◆ **Material for this task**
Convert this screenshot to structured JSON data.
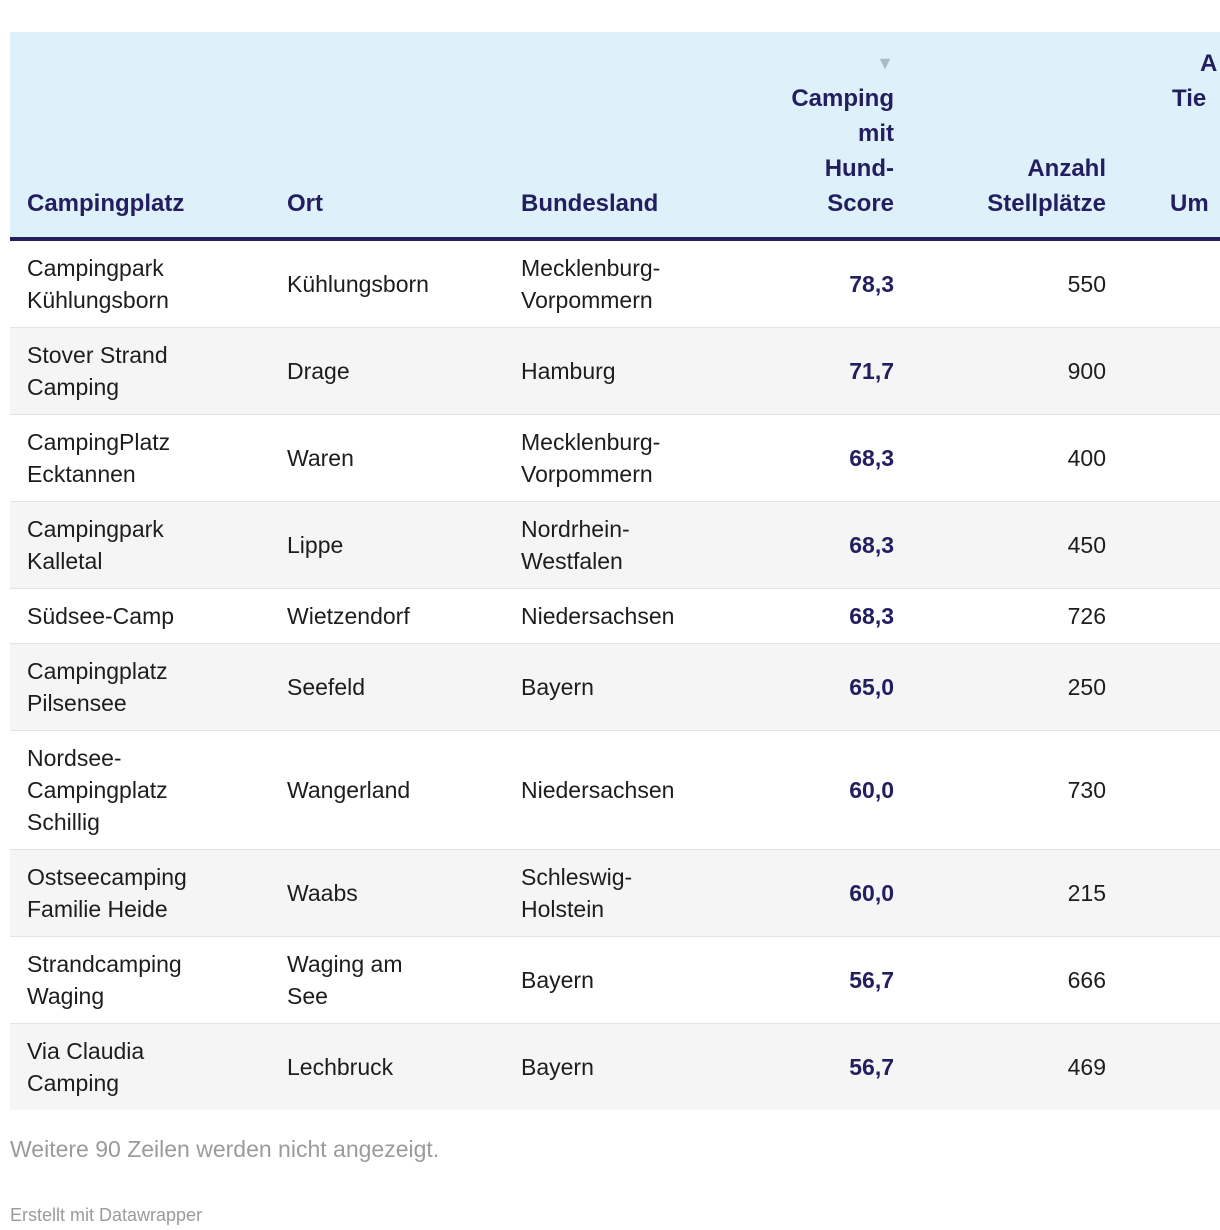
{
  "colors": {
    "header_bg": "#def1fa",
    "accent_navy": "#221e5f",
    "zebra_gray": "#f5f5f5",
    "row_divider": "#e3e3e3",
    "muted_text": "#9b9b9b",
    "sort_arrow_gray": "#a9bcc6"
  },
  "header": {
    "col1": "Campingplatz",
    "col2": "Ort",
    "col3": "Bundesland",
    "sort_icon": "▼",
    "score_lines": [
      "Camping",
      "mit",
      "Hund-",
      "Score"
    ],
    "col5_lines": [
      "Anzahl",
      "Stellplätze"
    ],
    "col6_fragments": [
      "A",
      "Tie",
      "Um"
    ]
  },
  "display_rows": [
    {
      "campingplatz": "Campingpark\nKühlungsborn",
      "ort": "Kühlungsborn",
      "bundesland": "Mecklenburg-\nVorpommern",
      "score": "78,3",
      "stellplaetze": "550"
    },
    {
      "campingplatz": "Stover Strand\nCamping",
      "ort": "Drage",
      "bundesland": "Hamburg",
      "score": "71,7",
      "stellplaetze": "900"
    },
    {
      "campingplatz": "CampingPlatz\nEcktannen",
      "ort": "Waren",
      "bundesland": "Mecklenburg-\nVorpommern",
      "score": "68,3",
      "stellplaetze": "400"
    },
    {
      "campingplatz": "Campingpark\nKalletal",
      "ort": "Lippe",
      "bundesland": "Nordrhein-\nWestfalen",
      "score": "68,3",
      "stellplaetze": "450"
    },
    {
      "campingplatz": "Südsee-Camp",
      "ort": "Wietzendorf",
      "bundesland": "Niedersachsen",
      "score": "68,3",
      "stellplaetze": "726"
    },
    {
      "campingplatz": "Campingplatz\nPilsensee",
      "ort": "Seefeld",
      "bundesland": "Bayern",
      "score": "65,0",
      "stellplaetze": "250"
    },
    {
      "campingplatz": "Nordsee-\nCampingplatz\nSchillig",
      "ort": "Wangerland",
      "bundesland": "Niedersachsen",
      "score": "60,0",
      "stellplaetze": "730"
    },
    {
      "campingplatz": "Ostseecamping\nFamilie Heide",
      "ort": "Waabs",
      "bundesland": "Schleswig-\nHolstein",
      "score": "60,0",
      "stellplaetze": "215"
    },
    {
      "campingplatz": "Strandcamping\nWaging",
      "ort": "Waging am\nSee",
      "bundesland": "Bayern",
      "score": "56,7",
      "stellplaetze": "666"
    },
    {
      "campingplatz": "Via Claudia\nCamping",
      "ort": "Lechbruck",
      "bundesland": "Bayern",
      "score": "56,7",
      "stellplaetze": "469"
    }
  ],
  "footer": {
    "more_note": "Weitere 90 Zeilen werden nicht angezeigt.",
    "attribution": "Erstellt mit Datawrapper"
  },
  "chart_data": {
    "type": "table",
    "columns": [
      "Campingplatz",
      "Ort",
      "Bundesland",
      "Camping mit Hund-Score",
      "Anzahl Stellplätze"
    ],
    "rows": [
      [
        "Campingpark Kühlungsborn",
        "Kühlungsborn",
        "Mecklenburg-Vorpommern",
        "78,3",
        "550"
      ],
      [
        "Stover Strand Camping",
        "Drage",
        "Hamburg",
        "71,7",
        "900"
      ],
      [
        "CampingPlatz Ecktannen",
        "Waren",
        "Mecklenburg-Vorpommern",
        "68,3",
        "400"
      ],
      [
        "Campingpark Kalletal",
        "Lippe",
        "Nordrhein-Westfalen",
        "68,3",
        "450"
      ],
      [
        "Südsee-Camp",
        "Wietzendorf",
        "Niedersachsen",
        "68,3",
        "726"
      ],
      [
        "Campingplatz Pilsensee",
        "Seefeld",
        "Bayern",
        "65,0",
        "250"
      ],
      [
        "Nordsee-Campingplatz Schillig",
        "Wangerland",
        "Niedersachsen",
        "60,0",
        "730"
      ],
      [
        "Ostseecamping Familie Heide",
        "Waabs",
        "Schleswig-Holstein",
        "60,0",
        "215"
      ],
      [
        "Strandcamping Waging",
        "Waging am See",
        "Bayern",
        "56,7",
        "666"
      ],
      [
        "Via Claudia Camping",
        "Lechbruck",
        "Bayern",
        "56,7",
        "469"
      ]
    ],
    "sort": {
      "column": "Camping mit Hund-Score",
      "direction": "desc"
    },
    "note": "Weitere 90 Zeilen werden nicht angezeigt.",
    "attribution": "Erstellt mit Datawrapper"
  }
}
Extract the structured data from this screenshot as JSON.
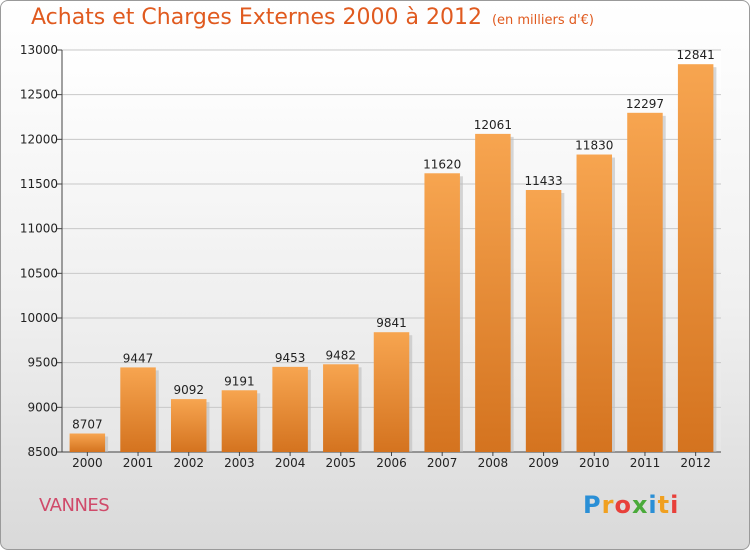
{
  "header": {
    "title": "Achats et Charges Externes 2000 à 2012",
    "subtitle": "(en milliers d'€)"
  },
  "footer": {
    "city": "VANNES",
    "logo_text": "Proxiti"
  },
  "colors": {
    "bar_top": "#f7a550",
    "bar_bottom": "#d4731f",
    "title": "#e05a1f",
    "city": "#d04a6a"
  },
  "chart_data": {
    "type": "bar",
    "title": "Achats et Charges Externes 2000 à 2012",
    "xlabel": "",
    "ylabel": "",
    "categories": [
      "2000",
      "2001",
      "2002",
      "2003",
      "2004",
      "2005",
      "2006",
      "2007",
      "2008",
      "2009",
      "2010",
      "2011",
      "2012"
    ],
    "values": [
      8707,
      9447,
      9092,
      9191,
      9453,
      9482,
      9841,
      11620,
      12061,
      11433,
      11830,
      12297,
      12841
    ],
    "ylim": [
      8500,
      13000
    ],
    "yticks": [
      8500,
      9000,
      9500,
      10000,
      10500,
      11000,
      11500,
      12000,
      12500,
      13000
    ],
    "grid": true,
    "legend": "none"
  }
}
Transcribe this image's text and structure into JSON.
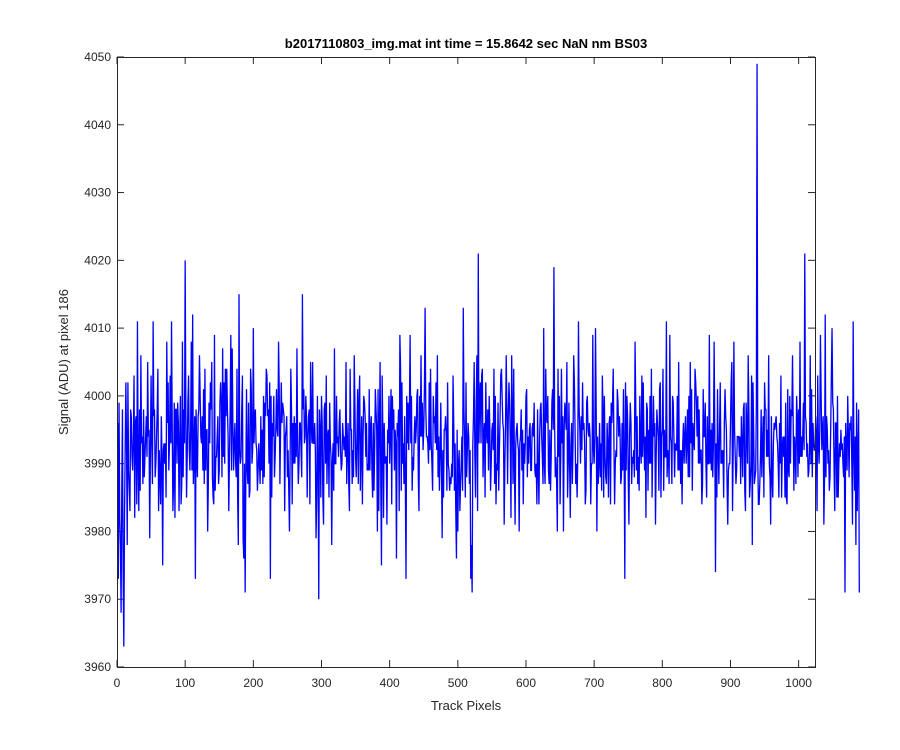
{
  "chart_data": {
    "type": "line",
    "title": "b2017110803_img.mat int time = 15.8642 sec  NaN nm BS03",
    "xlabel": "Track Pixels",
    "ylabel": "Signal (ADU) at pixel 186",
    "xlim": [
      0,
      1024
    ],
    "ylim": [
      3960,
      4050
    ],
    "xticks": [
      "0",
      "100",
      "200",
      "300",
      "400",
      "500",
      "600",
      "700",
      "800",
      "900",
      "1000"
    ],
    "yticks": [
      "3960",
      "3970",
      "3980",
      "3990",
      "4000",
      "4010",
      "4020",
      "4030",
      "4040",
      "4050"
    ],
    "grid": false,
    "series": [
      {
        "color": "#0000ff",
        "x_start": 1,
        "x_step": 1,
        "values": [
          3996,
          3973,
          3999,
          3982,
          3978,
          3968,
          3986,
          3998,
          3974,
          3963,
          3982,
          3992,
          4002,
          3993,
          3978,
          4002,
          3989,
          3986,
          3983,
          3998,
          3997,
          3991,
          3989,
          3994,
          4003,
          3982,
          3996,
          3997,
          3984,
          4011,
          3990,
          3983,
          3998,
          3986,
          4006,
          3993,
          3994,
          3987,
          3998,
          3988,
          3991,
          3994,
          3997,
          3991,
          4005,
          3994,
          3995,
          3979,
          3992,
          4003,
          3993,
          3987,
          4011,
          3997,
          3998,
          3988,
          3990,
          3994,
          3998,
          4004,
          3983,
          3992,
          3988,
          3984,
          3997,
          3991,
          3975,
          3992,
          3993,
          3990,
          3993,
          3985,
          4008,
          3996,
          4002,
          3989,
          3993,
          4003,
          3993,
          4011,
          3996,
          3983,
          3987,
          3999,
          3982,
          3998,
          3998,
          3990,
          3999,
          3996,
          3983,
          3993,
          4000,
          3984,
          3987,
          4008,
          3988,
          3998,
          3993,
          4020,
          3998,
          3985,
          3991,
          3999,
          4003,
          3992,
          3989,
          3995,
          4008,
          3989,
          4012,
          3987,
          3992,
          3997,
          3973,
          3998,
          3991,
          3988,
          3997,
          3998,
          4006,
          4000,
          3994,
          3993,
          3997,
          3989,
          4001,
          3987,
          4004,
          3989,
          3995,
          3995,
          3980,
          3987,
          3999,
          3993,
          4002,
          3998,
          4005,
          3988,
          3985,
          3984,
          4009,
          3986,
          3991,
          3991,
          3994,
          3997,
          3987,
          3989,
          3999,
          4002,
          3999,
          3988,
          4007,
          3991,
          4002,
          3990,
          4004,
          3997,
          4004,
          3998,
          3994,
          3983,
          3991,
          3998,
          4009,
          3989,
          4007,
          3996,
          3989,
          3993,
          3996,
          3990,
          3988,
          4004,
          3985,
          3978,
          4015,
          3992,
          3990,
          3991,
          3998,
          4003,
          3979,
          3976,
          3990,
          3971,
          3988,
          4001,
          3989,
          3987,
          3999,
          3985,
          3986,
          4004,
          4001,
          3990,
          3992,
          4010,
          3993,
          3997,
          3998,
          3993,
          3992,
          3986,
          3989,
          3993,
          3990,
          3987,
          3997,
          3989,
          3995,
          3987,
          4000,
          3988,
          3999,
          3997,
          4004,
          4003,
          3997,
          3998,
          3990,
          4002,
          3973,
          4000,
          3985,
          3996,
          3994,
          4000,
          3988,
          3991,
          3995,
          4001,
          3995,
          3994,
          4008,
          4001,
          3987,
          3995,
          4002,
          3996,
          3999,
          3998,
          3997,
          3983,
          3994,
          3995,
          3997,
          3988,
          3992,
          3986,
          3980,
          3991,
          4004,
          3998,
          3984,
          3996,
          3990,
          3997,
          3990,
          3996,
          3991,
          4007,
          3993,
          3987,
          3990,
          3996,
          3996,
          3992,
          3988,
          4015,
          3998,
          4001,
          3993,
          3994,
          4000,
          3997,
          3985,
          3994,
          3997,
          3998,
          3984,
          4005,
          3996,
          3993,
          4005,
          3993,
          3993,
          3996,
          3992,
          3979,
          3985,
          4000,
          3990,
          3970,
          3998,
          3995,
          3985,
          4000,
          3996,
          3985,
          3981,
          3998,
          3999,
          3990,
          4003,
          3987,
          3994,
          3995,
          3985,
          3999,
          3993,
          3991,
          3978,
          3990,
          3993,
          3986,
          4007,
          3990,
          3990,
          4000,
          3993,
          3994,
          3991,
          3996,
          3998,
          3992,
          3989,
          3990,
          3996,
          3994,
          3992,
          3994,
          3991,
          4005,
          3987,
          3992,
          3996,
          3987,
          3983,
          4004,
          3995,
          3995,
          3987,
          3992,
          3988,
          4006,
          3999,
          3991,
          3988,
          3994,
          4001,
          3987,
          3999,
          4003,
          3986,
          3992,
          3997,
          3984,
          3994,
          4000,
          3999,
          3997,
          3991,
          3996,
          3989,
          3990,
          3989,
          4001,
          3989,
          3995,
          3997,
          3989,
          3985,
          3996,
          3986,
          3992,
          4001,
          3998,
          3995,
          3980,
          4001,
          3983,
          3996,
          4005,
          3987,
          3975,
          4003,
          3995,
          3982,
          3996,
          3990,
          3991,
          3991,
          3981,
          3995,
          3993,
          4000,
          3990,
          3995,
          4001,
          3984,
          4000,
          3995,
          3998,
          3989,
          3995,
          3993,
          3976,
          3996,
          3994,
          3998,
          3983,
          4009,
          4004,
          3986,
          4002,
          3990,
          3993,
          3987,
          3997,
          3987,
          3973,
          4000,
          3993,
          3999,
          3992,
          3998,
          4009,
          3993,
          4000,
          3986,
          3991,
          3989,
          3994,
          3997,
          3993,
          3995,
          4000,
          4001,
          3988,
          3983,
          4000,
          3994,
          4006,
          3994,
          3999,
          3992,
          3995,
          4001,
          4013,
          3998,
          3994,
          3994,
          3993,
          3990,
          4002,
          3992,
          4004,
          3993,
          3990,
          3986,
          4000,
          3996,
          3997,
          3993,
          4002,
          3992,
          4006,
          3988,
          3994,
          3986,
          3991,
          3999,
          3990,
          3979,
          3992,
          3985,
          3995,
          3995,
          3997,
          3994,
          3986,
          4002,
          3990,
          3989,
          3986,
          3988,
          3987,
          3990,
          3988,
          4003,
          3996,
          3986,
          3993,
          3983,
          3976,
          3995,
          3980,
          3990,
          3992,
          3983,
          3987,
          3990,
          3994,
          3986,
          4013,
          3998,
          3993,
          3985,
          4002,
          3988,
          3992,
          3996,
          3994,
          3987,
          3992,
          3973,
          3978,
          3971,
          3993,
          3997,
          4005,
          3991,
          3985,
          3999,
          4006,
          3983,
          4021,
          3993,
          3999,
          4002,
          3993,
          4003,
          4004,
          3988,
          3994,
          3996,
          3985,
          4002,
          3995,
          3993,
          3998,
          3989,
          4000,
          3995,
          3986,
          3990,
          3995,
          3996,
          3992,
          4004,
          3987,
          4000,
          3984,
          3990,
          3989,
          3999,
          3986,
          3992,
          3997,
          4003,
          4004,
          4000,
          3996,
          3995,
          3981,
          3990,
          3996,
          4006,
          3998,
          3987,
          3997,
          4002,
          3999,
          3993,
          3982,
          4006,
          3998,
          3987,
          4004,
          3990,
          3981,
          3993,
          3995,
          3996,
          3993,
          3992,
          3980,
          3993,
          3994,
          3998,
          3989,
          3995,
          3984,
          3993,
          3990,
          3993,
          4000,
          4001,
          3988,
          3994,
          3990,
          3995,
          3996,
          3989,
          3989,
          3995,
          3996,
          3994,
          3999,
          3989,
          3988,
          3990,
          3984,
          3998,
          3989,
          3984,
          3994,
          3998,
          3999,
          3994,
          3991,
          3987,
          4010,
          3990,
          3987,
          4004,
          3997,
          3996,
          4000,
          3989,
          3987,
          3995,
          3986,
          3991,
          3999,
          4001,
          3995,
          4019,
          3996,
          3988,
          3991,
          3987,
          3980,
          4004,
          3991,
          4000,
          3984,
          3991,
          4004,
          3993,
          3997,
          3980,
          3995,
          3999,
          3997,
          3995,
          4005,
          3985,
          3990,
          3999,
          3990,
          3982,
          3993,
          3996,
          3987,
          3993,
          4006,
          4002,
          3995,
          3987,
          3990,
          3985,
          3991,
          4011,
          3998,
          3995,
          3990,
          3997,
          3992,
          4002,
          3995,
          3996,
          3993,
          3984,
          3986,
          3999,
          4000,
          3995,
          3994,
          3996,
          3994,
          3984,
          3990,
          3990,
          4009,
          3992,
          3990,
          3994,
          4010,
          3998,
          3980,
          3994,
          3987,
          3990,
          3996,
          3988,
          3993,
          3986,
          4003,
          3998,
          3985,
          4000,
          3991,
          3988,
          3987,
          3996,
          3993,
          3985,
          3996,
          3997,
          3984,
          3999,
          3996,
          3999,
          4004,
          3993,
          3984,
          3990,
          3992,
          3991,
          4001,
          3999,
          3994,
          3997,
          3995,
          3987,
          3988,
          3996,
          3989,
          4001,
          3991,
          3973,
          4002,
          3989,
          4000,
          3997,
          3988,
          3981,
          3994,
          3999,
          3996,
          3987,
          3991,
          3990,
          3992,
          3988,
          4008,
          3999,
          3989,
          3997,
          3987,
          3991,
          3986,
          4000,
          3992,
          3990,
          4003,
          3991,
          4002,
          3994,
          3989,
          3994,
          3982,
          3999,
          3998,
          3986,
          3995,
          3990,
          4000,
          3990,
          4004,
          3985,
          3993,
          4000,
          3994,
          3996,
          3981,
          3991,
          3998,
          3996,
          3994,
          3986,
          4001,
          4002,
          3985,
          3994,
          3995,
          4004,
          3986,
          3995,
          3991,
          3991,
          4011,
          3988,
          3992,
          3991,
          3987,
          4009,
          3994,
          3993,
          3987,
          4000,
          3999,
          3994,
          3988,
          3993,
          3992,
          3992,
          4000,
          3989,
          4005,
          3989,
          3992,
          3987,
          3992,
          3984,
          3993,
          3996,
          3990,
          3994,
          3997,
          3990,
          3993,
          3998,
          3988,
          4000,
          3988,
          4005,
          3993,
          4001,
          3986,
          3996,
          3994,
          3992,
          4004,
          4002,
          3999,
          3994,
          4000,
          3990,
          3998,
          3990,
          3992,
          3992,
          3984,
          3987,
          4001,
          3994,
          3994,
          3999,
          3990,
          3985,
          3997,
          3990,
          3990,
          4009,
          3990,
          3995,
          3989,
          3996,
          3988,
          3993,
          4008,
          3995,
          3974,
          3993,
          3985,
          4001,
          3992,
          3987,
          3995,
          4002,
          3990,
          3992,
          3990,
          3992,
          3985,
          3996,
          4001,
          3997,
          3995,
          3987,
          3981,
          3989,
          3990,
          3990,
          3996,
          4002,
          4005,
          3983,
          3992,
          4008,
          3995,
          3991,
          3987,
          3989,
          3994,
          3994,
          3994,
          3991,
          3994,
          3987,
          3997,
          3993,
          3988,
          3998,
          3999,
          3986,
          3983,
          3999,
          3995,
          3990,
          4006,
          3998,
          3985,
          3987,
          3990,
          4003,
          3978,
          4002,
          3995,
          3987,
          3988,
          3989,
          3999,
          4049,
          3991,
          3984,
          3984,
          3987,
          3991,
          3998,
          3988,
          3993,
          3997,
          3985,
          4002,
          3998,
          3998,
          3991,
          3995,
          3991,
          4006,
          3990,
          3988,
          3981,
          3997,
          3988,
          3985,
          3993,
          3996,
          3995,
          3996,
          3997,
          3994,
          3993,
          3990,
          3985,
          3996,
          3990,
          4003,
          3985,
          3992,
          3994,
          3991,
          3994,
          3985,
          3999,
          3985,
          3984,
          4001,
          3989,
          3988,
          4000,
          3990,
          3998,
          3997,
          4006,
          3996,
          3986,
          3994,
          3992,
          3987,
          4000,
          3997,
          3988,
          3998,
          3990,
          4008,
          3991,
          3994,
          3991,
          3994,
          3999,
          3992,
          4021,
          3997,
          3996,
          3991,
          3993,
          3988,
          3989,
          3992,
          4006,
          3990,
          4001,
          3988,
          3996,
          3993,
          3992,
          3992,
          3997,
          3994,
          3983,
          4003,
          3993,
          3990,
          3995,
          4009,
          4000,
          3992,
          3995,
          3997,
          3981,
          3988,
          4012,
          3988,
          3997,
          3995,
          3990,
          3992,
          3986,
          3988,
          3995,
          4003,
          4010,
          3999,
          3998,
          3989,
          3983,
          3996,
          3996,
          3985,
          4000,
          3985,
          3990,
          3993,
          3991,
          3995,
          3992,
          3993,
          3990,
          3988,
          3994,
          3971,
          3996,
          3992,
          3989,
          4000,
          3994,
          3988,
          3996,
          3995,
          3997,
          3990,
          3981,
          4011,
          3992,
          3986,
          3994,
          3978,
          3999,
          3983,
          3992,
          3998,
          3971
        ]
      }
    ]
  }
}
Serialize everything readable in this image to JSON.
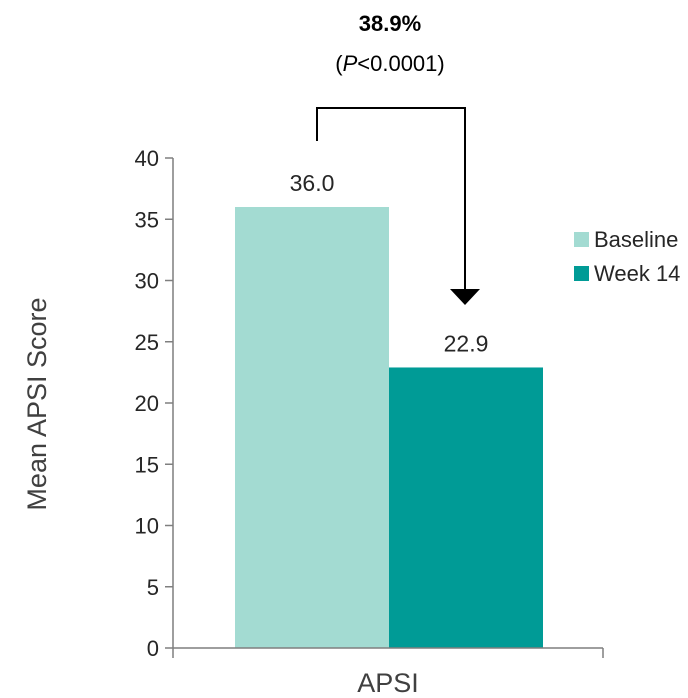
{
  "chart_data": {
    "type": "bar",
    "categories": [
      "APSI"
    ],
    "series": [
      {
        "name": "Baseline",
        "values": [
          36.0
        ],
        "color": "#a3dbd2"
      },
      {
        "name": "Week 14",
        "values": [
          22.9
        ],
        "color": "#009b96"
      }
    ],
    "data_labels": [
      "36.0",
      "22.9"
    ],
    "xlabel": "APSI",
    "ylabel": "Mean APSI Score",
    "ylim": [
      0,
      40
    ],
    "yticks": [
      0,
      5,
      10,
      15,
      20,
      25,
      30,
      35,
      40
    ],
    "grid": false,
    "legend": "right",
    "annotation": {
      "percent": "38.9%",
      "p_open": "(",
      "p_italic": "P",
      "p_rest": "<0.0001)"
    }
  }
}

◆ **Task requirements**
Which lines hold the word "screenshot"? Copy all of them.

◆ **Answer below**
Convert this screenshot to structured JSON data.
Extract the structured data from this screenshot as JSON.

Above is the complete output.